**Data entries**
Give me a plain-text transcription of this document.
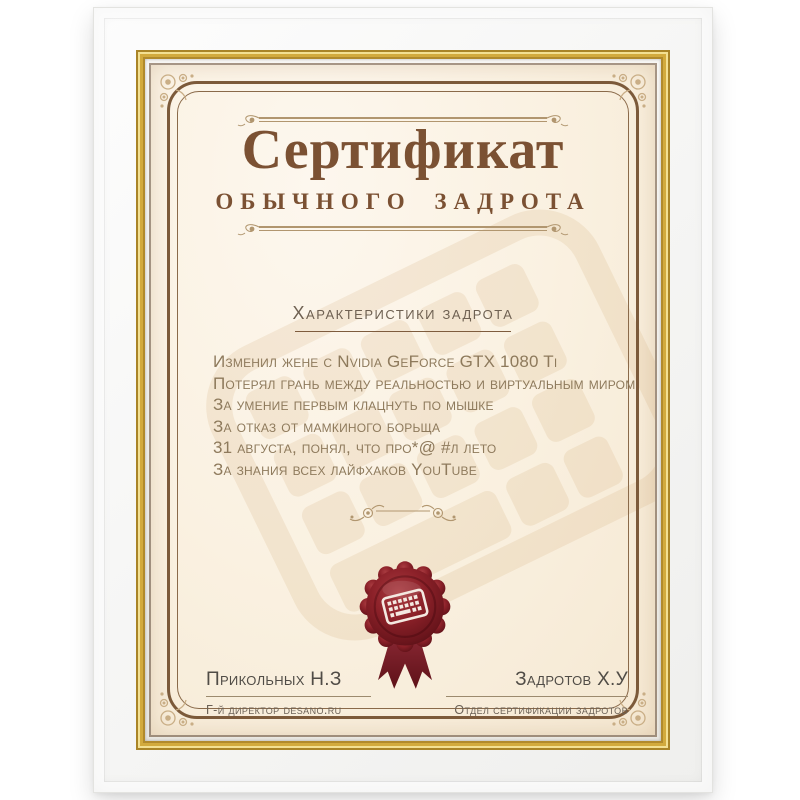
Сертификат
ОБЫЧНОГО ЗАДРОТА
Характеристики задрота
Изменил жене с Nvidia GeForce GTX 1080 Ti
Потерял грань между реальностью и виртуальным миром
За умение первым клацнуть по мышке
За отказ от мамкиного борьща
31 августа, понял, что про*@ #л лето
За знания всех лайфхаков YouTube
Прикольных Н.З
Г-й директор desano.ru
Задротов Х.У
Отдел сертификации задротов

**Prompt**
Reproduce each entry precisely, dropping only the pictures.

**Output below**
Give me a plain-text transcription of this document.
Сертификат
ОБЫЧНОГО ЗАДРОТА
Характеристики задрота
Изменил жене с Nvidia GeForce GTX 1080 Ti
Потерял грань между реальностью и виртуальным миром
За умение первым клацнуть по мышке
За отказ от мамкиного борьща
31 августа, понял, что про*@ #л лето
За знания всех лайфхаков YouTube
Прикольных Н.З
Г-й директор desano.ru
Задротов Х.У
Отдел сертификации задротов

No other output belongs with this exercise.